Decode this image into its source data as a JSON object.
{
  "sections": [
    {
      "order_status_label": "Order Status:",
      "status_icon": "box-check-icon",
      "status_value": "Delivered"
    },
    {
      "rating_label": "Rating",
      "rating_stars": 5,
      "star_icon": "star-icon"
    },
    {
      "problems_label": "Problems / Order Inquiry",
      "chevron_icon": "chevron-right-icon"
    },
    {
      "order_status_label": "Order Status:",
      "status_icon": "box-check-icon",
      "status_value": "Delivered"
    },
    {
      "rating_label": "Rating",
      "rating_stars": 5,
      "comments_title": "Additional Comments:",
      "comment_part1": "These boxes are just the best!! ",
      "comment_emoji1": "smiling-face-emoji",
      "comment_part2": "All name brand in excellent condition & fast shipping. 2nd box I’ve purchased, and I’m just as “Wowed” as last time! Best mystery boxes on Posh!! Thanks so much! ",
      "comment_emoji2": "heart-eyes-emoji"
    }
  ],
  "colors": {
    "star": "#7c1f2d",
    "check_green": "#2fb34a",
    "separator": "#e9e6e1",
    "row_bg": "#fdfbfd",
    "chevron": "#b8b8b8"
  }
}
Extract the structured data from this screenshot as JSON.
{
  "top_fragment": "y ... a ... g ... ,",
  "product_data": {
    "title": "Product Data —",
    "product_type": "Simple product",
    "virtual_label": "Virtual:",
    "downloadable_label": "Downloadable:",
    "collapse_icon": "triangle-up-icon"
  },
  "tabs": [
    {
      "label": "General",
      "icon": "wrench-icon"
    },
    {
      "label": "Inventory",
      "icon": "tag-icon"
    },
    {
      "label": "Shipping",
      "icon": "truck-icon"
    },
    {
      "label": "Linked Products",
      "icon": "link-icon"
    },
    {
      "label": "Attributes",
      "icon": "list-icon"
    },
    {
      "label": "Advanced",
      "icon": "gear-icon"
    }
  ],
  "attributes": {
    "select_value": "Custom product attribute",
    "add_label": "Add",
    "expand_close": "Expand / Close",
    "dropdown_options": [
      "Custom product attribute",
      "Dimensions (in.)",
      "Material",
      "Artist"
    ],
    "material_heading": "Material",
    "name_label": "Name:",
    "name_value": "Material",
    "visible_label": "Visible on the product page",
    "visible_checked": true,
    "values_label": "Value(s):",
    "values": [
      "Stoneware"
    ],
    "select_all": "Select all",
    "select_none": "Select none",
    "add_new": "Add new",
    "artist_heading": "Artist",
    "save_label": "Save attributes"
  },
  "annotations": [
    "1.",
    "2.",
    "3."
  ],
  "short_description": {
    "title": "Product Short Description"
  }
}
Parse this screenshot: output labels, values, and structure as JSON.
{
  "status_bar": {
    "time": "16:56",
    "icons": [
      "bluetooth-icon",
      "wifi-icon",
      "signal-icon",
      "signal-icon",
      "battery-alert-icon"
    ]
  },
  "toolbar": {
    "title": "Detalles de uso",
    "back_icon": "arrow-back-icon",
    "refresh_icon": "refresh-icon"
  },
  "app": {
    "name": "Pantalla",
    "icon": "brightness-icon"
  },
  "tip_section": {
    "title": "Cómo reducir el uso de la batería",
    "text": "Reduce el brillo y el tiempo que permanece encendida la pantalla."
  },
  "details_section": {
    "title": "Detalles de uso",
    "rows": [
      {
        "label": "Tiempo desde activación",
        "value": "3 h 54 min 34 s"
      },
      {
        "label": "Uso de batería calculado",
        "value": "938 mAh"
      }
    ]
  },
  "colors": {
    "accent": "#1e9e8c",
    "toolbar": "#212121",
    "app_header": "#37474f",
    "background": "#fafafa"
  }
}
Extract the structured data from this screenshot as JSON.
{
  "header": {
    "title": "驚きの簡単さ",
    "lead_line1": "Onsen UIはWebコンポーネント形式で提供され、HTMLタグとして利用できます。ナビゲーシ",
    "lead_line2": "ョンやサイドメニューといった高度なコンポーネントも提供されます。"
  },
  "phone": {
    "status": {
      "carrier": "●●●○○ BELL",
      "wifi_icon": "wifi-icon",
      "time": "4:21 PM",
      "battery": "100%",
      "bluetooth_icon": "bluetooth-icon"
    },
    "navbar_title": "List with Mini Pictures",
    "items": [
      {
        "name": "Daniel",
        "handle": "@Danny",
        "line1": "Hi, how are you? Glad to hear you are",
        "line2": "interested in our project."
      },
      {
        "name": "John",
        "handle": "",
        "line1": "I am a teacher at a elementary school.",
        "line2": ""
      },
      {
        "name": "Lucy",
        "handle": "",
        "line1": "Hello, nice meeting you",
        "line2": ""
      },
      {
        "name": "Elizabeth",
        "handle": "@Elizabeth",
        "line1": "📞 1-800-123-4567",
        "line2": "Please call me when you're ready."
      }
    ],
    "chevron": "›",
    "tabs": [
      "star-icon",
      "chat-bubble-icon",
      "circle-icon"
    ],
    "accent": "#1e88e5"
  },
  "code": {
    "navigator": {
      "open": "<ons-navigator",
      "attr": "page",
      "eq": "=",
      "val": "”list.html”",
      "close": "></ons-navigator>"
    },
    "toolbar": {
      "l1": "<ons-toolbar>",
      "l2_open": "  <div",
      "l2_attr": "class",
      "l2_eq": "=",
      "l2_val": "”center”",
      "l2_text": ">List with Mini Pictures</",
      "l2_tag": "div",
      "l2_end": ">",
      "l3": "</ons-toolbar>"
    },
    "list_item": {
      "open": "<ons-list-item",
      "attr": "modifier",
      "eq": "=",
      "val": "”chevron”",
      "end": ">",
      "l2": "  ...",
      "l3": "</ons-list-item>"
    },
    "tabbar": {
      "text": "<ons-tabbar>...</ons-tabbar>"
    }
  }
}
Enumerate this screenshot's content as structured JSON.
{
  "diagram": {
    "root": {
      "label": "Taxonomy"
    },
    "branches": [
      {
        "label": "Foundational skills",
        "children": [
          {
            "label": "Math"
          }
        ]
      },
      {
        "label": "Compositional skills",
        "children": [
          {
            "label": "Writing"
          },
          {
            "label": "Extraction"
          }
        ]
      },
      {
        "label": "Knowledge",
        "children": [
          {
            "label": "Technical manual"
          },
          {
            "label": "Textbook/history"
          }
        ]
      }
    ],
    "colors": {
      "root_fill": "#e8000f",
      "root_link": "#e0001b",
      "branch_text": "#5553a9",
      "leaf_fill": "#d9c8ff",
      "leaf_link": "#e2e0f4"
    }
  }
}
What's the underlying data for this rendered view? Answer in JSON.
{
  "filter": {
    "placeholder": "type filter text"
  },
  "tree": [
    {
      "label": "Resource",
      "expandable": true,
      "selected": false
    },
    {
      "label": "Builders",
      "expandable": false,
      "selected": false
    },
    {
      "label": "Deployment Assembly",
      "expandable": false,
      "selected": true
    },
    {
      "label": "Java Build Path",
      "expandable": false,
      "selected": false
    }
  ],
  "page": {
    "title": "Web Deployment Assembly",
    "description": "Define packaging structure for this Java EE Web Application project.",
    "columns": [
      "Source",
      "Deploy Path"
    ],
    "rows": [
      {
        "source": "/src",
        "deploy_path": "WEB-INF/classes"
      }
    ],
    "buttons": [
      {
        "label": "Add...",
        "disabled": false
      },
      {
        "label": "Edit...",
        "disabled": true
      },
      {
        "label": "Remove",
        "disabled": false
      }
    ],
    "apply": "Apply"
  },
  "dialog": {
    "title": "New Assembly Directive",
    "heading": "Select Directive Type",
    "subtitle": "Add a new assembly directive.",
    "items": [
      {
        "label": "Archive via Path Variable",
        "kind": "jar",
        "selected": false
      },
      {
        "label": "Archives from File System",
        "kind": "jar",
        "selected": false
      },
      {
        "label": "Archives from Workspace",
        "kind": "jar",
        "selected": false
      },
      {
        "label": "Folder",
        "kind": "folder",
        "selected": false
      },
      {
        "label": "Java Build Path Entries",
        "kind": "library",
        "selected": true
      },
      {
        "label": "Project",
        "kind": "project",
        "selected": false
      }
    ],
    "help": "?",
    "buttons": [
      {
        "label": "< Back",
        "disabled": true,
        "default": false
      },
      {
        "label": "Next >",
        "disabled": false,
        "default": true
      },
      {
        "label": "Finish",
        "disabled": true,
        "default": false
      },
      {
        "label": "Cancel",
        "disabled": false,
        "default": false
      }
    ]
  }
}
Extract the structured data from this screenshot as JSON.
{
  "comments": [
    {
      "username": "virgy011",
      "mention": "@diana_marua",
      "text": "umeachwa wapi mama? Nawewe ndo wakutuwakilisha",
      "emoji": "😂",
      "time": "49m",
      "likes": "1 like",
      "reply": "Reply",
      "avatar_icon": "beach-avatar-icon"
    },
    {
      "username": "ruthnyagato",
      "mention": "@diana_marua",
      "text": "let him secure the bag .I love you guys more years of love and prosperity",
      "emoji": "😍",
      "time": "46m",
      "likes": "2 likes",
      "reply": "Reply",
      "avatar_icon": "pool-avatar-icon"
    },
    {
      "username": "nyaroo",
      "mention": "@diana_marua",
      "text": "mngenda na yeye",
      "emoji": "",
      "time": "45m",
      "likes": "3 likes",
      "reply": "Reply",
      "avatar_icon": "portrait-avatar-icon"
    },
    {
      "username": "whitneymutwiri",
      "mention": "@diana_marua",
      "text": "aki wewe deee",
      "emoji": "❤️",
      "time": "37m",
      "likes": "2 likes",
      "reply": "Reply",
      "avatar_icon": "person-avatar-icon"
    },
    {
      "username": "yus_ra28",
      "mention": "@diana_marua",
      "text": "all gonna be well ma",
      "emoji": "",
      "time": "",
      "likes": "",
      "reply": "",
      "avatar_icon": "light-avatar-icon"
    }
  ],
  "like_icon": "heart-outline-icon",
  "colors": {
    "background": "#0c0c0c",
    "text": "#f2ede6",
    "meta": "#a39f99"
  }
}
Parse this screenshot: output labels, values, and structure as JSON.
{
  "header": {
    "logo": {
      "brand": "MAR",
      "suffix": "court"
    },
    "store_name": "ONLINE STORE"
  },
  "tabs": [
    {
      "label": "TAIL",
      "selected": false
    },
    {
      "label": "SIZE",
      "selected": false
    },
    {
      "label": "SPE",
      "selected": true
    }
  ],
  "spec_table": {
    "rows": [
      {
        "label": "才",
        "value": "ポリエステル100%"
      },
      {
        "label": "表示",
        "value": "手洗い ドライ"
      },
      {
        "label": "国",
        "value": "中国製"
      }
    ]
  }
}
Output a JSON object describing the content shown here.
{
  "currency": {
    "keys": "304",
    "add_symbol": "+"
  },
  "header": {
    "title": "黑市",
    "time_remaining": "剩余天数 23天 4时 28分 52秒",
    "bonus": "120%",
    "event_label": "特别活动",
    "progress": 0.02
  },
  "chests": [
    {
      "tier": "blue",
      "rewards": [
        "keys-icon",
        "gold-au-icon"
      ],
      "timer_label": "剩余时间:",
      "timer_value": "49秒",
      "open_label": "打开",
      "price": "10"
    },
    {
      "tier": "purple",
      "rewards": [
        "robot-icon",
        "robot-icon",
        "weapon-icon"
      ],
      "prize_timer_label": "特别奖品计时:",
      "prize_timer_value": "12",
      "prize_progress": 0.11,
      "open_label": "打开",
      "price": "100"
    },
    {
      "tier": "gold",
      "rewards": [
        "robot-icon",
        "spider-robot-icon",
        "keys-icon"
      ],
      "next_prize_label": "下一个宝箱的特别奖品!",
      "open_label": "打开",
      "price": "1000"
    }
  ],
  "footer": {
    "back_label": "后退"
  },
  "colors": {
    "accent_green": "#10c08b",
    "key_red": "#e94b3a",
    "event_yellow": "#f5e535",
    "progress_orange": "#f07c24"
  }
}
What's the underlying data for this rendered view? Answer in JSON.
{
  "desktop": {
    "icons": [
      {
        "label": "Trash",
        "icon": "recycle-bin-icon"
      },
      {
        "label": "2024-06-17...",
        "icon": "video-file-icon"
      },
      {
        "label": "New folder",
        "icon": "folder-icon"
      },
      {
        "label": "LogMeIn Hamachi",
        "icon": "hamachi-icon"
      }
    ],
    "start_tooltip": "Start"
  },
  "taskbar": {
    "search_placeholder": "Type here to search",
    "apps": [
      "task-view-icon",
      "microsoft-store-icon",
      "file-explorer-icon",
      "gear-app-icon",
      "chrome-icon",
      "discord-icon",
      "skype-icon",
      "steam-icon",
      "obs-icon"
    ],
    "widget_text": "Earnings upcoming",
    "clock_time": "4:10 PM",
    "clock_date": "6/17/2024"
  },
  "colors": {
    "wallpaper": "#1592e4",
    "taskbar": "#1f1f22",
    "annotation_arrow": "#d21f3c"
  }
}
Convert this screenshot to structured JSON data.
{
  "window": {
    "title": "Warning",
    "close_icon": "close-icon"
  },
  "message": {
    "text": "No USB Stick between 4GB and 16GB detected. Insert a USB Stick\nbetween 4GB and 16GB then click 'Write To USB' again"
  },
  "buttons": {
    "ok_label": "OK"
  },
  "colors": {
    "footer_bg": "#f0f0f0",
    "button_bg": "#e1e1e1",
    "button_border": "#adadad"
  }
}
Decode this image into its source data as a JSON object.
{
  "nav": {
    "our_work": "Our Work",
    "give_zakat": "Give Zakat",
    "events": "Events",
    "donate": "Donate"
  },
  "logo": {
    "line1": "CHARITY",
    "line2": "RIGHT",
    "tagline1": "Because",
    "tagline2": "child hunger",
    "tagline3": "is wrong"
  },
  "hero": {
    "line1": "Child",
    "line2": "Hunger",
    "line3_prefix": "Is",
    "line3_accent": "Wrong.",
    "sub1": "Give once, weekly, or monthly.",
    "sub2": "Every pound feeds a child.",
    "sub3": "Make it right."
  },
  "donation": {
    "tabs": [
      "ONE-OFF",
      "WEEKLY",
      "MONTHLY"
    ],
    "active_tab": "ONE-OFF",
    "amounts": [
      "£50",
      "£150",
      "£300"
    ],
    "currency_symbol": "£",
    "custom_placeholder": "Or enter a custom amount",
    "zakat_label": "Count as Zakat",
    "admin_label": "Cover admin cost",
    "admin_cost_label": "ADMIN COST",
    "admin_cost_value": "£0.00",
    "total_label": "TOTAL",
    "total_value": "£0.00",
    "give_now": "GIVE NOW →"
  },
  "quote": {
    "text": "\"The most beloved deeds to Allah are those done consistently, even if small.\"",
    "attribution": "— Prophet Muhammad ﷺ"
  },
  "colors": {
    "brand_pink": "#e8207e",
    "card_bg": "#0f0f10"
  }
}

* _GIVEN PROBLEM_
Read the data above and pull out each line that holds the string "Java".

* _COMPLETE RESPONSE_
      "label": "Java Build Path",
    "description": "Define packaging structure for this Java EE Web Application project.",
        "label": "Java Build Path Entries",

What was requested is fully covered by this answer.